**Objective**
Print the full listing exactly.

**Material for the task**
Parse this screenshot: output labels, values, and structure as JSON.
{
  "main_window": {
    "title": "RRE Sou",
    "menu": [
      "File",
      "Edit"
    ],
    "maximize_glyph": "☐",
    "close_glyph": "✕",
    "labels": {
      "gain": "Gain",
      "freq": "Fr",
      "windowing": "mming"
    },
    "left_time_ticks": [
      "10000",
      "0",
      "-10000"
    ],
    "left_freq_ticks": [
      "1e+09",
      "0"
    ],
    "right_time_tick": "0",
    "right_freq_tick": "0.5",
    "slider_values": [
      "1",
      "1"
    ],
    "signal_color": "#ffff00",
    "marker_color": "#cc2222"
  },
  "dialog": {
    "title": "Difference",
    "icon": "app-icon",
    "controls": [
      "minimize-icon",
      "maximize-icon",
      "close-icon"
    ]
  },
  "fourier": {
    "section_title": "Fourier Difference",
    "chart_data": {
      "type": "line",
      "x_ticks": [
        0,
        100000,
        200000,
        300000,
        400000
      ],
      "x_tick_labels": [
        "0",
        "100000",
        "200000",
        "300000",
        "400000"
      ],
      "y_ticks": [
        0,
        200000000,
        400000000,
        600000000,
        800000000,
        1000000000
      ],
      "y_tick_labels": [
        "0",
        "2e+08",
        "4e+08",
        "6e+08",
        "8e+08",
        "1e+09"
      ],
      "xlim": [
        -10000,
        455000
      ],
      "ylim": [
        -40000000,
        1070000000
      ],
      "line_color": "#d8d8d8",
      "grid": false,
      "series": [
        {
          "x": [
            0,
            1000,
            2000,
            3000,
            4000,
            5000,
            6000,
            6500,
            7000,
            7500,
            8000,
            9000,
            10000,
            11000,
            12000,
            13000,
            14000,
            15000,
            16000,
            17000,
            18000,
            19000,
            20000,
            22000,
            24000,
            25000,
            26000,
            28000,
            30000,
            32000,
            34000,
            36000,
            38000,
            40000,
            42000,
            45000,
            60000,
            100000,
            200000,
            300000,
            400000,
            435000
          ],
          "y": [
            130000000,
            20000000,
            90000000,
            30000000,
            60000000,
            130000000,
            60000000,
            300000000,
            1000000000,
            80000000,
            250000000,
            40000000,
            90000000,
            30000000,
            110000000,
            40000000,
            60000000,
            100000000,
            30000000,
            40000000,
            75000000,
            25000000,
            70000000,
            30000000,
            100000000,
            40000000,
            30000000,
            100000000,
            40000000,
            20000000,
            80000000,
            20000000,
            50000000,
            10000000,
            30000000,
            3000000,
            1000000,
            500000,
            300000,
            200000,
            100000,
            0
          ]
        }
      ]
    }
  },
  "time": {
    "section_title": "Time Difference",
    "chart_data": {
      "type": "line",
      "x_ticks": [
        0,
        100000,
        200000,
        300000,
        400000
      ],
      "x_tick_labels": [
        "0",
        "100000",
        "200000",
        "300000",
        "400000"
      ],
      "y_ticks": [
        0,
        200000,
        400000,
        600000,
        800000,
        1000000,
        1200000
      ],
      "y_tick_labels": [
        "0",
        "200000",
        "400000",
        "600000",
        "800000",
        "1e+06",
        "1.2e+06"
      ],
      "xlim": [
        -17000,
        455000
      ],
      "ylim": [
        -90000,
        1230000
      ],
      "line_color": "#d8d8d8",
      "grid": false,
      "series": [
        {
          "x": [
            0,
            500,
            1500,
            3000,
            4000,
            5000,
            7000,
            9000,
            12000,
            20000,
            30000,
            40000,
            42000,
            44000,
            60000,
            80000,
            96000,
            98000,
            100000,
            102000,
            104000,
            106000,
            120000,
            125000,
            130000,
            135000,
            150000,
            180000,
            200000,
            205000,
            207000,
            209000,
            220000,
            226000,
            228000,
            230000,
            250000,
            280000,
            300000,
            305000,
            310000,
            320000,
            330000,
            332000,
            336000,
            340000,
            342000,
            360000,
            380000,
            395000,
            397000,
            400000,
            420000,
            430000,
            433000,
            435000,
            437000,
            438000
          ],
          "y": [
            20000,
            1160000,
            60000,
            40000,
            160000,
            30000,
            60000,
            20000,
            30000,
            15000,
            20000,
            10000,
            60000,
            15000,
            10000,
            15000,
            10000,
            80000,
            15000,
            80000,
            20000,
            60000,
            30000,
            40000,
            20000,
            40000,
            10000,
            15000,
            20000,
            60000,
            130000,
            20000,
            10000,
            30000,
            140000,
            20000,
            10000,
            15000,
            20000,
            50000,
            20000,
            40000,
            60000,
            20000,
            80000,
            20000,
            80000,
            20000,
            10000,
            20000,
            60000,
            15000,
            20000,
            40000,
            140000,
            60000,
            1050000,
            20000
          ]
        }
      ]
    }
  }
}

**Solution to this exercise**
Parse this screenshot: output labels, values, and structure as JSON.
{
  "main_window": {
    "title": "RRE Sou",
    "menu": [
      "File",
      "Edit"
    ],
    "maximize_glyph": "☐",
    "close_glyph": "✕",
    "labels": {
      "gain": "Gain",
      "freq": "Fr",
      "windowing": "mming"
    },
    "left_time_ticks": [
      "10000",
      "0",
      "-10000"
    ],
    "left_freq_ticks": [
      "1e+09",
      "0"
    ],
    "right_time_tick": "0",
    "right_freq_tick": "0.5",
    "slider_values": [
      "1",
      "1"
    ],
    "signal_color": "#ffff00",
    "marker_color": "#cc2222"
  },
  "dialog": {
    "title": "Difference",
    "icon": "app-icon",
    "controls": [
      "minimize-icon",
      "maximize-icon",
      "close-icon"
    ]
  },
  "fourier": {
    "section_title": "Fourier Difference",
    "chart_data": {
      "type": "line",
      "x_ticks": [
        0,
        100000,
        200000,
        300000,
        400000
      ],
      "x_tick_labels": [
        "0",
        "100000",
        "200000",
        "300000",
        "400000"
      ],
      "y_ticks": [
        0,
        200000000,
        400000000,
        600000000,
        800000000,
        1000000000
      ],
      "y_tick_labels": [
        "0",
        "2e+08",
        "4e+08",
        "6e+08",
        "8e+08",
        "1e+09"
      ],
      "xlim": [
        -10000,
        455000
      ],
      "ylim": [
        -40000000,
        1070000000
      ],
      "line_color": "#d8d8d8",
      "grid": false,
      "series": [
        {
          "x": [
            0,
            1000,
            2000,
            3000,
            4000,
            5000,
            6000,
            6500,
            7000,
            7500,
            8000,
            9000,
            10000,
            11000,
            12000,
            13000,
            14000,
            15000,
            16000,
            17000,
            18000,
            19000,
            20000,
            22000,
            24000,
            25000,
            26000,
            28000,
            30000,
            32000,
            34000,
            36000,
            38000,
            40000,
            42000,
            45000,
            60000,
            100000,
            200000,
            300000,
            400000,
            435000
          ],
          "y": [
            130000000,
            20000000,
            90000000,
            30000000,
            60000000,
            130000000,
            60000000,
            300000000,
            1000000000,
            80000000,
            250000000,
            40000000,
            90000000,
            30000000,
            110000000,
            40000000,
            60000000,
            100000000,
            30000000,
            40000000,
            75000000,
            25000000,
            70000000,
            30000000,
            100000000,
            40000000,
            30000000,
            100000000,
            40000000,
            20000000,
            80000000,
            20000000,
            50000000,
            10000000,
            30000000,
            3000000,
            1000000,
            500000,
            300000,
            200000,
            100000,
            0
          ]
        }
      ]
    }
  },
  "time": {
    "section_title": "Time Difference",
    "chart_data": {
      "type": "line",
      "x_ticks": [
        0,
        100000,
        200000,
        300000,
        400000
      ],
      "x_tick_labels": [
        "0",
        "100000",
        "200000",
        "300000",
        "400000"
      ],
      "y_ticks": [
        0,
        200000,
        400000,
        600000,
        800000,
        1000000,
        1200000
      ],
      "y_tick_labels": [
        "0",
        "200000",
        "400000",
        "600000",
        "800000",
        "1e+06",
        "1.2e+06"
      ],
      "xlim": [
        -17000,
        455000
      ],
      "ylim": [
        -90000,
        1230000
      ],
      "line_color": "#d8d8d8",
      "grid": false,
      "series": [
        {
          "x": [
            0,
            500,
            1500,
            3000,
            4000,
            5000,
            7000,
            9000,
            12000,
            20000,
            30000,
            40000,
            42000,
            44000,
            60000,
            80000,
            96000,
            98000,
            100000,
            102000,
            104000,
            106000,
            120000,
            125000,
            130000,
            135000,
            150000,
            180000,
            200000,
            205000,
            207000,
            209000,
            220000,
            226000,
            228000,
            230000,
            250000,
            280000,
            300000,
            305000,
            310000,
            320000,
            330000,
            332000,
            336000,
            340000,
            342000,
            360000,
            380000,
            395000,
            397000,
            400000,
            420000,
            430000,
            433000,
            435000,
            437000,
            438000
          ],
          "y": [
            20000,
            1160000,
            60000,
            40000,
            160000,
            30000,
            60000,
            20000,
            30000,
            15000,
            20000,
            10000,
            60000,
            15000,
            10000,
            15000,
            10000,
            80000,
            15000,
            80000,
            20000,
            60000,
            30000,
            40000,
            20000,
            40000,
            10000,
            15000,
            20000,
            60000,
            130000,
            20000,
            10000,
            30000,
            140000,
            20000,
            10000,
            15000,
            20000,
            50000,
            20000,
            40000,
            60000,
            20000,
            80000,
            20000,
            80000,
            20000,
            10000,
            20000,
            60000,
            15000,
            20000,
            40000,
            140000,
            60000,
            1050000,
            20000
          ]
        }
      ]
    }
  }
}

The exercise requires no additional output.